Consigne =
Dans l'extrait ci-dessous sur la consommation responsable, recopiez à l'identique, s'il vous plaît, tout ce qui va de « Les médias sociaux veulent » jusqu'à « événements en cours. ».

Extrait du texte =
◆ ◆ ◆ ◆

Si j’avais à me définir, j’emprunterai ces mots à Rainer Maria Rilke : « Ne vivez pour l’instant que vos questions. Peut-être, simplement en les vivant, finirez-vous par entrer insensiblement, un jour, dans les réponses.» Toute ma vie, j’ai toujours essayé d’observer le monde à travers une utopie et une vision poétique. C’est l’unique manière de le rendre beau et lumineux. L’utopie est une vraie quête dans l’infini. « L’utopie est simplement ce qui n’a pas encore été essayé », écrivait Théodore Monod. Mes passions sont la lecture de poésie, la cuisine, la marche-méditation…
Le bien vivre, le bien consommé vous en pensez quoi ? Aujourd’hui, dans cette jungle du profit, on se perd, et ceux qui sont sur cette voie sont un peu hors du système ?
Depuis les années 90, nous assistons à une nette évolution des attentes des consommateurs. Les crises sanitaires et alimentaires, les prises de conscience dans le domaine de l’environnement et des déséquilibres Nord/Sud ont joué un rôle considérable. Cela finit par se cristalliser autour de l’acte d’achat et sa fiabilité. Nous sommes pleinement entrés dans une phase de consommation plus citoyenne, sensibilisée à la qualité des produits, comme au travail des enfants ou à une dimension plus équitable des échanges commerciaux.
A mon sens, il faut bien distinguer l’information scientifique, validée, de la communication à but commercial. Les consommateurs refusent les jugements de valeur sur les produits. En revanche, ils attendent des précisions claires, lisibles, rapidement accessibles sur la composition et les apports nutritionnels, la valeur solidaire… À partir de là, dans le grand choix qui est proposé, les consommateurs peuvent décider en connaissance de cause à partir d’une information vraiment signifiante. Personnellement, je plaide pour une vraie éducation à une consommation responsable contribuant à sa façon au développement équilibré de notre civilisation et au renforcement universel des justices sociales. Dans son rôle pédagogique, cette éducation peut se donner le noble objectif d’entraîner sans déchaîner les passions négatives, de suggérer la réflexion sans contraindre le jugement et de pousser à l’action sans forcer la décision.
Les médias sociaux veulent prendre la relève, et les initiatives qui réunissent les créatifs durables sont un début de réponse ?
Bien évidemment. C’est une bonne nouvelle pour le partage et l’échange entre citoyens. Les médias sociaux se distinguent des autres par la promesse d’informer certes, mais aussi de façonner tout autant la société qu’à l’instruire des événements en cours.

◆ ◆ ◆ ◆

Liste =
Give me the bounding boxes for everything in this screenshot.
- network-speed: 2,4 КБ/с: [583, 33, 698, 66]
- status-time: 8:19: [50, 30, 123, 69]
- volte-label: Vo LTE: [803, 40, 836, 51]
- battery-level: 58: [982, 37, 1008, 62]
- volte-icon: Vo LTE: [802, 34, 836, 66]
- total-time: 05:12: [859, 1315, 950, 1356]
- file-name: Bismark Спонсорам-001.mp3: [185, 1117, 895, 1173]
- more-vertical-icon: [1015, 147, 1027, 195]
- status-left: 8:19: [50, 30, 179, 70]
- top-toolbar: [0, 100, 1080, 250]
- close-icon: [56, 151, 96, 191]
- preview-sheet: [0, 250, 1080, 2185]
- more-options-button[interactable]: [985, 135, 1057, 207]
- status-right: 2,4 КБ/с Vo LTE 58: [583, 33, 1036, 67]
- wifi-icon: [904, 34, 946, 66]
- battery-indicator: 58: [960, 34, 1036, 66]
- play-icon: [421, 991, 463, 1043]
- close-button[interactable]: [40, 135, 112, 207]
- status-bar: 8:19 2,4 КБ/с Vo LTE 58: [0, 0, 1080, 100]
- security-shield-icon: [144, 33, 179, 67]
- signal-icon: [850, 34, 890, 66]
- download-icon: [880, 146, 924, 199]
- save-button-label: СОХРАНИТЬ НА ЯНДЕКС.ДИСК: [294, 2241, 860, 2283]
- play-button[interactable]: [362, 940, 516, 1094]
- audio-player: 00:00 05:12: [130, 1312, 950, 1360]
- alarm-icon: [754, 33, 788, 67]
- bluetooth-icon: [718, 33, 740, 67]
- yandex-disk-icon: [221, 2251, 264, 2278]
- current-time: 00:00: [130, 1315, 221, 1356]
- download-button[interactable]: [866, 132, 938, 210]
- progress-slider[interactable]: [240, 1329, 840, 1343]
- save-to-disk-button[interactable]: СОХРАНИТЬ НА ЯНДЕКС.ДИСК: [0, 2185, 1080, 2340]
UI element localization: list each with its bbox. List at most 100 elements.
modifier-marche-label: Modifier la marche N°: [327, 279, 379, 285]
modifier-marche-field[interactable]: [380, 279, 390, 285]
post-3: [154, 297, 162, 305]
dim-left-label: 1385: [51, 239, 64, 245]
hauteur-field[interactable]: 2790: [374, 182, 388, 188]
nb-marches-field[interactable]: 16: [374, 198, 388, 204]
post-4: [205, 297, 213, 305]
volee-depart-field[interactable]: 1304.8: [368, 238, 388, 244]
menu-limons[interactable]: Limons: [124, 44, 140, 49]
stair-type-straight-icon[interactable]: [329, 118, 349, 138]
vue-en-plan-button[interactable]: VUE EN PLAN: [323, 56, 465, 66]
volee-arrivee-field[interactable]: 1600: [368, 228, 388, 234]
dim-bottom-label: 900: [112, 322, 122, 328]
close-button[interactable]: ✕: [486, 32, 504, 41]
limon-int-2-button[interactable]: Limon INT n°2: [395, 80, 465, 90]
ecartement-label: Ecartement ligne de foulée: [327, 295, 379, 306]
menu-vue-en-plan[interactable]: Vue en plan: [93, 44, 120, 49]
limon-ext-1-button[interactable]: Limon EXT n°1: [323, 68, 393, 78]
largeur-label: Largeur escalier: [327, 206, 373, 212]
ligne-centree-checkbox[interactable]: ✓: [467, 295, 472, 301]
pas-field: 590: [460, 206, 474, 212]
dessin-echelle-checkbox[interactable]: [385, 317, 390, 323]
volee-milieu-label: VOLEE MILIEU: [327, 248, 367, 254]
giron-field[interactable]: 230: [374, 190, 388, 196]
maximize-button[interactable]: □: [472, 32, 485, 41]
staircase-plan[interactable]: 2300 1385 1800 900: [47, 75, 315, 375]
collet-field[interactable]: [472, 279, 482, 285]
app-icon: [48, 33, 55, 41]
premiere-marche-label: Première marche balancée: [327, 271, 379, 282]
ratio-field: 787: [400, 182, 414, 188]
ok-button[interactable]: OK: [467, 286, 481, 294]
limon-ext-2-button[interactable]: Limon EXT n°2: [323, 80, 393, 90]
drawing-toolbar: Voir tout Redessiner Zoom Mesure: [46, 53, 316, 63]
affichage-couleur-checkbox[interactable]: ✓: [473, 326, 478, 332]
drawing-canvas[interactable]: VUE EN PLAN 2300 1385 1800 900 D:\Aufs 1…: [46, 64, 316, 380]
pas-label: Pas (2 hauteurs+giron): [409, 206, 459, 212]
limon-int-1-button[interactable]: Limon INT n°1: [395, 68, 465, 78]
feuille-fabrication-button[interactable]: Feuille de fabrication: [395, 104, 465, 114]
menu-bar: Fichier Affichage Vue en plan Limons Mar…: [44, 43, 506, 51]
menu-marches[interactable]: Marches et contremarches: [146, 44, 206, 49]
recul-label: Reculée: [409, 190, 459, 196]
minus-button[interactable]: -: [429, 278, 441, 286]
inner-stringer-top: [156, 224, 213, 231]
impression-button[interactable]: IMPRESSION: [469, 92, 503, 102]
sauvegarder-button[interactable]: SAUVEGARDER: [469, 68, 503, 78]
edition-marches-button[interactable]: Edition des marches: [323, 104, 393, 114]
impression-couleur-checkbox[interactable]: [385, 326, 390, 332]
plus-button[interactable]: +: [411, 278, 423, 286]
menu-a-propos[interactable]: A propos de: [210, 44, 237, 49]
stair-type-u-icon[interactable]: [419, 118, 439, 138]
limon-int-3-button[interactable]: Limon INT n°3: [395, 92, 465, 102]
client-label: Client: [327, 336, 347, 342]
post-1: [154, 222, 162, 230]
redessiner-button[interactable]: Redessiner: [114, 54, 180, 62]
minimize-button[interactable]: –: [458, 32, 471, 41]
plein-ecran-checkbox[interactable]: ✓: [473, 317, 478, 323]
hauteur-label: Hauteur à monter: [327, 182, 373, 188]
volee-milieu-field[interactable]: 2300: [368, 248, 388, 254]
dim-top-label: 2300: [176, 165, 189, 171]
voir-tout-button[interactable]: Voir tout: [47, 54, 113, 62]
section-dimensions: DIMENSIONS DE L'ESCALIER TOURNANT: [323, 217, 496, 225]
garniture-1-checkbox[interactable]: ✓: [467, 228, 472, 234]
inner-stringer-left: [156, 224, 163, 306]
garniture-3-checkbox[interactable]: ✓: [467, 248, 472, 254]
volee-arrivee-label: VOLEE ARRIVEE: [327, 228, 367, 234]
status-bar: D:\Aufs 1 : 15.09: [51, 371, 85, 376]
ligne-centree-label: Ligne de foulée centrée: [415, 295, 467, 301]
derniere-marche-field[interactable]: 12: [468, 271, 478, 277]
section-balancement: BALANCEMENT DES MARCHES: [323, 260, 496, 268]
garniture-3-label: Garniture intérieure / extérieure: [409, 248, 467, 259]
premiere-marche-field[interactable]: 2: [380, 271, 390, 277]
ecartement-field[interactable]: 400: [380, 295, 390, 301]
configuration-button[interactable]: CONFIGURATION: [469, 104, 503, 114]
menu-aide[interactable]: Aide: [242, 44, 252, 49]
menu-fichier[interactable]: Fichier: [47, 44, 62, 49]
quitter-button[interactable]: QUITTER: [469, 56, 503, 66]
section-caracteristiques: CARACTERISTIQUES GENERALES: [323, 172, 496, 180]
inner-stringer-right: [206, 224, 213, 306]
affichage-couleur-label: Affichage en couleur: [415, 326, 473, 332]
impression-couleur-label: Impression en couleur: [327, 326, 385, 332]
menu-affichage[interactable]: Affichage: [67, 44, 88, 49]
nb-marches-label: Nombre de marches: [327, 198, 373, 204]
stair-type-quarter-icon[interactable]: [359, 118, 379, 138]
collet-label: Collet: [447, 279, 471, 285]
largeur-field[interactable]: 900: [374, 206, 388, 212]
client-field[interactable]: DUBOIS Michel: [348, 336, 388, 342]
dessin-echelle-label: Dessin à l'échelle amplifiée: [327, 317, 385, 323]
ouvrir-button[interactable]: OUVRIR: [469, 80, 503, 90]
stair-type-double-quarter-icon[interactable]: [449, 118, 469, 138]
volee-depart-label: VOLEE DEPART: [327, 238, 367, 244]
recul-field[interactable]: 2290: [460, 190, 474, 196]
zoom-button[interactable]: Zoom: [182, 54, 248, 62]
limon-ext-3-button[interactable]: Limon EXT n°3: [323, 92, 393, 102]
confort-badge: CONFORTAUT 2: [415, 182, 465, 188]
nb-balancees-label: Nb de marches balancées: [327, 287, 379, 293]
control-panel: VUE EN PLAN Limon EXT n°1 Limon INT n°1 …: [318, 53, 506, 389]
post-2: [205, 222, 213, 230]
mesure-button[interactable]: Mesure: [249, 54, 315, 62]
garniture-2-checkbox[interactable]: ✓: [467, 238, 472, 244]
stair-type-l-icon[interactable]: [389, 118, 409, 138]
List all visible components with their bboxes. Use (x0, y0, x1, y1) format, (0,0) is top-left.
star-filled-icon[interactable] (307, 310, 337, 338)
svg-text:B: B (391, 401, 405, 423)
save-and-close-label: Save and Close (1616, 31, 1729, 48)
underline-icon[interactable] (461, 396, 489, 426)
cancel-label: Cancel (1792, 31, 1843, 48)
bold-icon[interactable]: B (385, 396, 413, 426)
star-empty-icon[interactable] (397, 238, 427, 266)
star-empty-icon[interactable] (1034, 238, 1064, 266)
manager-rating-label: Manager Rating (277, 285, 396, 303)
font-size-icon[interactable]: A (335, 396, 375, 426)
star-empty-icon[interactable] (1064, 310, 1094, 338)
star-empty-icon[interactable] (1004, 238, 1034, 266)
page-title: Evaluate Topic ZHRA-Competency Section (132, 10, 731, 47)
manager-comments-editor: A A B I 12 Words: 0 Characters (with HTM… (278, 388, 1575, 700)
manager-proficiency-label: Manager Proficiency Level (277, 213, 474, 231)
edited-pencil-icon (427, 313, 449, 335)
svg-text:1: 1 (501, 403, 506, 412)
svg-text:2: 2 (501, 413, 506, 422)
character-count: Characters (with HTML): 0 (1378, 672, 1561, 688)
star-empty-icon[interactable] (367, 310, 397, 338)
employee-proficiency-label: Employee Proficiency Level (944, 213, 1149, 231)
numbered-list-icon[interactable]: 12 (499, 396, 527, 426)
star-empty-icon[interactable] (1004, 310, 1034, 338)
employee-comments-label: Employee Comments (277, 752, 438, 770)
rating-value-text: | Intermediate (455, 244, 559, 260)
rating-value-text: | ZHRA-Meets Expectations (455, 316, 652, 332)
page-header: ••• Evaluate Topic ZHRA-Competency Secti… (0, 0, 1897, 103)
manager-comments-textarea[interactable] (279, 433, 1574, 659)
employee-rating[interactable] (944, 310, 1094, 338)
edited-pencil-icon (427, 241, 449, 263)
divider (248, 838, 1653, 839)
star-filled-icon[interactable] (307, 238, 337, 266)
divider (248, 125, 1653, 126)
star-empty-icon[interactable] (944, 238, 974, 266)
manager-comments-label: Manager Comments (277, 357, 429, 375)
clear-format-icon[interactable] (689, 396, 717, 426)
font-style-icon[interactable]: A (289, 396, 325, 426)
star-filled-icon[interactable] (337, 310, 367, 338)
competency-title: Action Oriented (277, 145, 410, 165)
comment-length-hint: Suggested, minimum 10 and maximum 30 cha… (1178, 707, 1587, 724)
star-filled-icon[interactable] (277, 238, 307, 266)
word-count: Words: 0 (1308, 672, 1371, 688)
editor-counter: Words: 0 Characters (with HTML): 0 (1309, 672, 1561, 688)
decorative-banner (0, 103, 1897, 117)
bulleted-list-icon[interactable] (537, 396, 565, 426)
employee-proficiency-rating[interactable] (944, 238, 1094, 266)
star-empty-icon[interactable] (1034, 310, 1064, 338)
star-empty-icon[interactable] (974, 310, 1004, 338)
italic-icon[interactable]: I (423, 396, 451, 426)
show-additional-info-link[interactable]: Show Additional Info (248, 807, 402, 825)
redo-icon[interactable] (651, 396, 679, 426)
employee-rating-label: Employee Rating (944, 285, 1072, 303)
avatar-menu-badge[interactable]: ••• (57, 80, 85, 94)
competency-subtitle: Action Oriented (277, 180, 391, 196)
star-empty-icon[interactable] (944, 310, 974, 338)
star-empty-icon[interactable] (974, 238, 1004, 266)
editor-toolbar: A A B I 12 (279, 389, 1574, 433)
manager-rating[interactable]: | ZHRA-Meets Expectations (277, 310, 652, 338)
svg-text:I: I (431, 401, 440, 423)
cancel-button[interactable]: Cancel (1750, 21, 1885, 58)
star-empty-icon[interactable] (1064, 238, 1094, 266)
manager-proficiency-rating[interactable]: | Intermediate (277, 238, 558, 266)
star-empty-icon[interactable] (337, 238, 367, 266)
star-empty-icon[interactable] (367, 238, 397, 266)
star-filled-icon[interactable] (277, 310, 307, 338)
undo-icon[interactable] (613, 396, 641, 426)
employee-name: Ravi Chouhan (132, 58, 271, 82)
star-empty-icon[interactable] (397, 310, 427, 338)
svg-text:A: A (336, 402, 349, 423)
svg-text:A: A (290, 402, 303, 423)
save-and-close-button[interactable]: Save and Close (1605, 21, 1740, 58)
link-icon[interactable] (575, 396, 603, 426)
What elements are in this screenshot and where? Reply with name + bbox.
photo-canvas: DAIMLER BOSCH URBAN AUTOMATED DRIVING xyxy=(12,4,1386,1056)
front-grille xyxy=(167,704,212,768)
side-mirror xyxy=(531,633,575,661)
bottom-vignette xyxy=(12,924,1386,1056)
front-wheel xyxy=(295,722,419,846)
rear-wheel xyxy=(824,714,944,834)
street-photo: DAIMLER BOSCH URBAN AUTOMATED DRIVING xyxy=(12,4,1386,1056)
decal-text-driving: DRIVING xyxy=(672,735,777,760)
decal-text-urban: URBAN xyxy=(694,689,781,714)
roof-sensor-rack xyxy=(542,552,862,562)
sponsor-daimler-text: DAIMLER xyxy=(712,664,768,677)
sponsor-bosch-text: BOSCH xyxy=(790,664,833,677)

◆ ◆ ◆ ◆

Réponse =
Les médias sociaux veulent prendre la relève, et les initiatives qui réunissent les créatifs durables sont un début de réponse ?
Bien évidemment. C’est une bonne nouvelle pour le partage et l’échange entre citoyens. Les médias sociaux se distinguent des autres par la promesse d’informer certes, mais aussi de façonner tout autant la société qu’à l’instruire des événements en cours.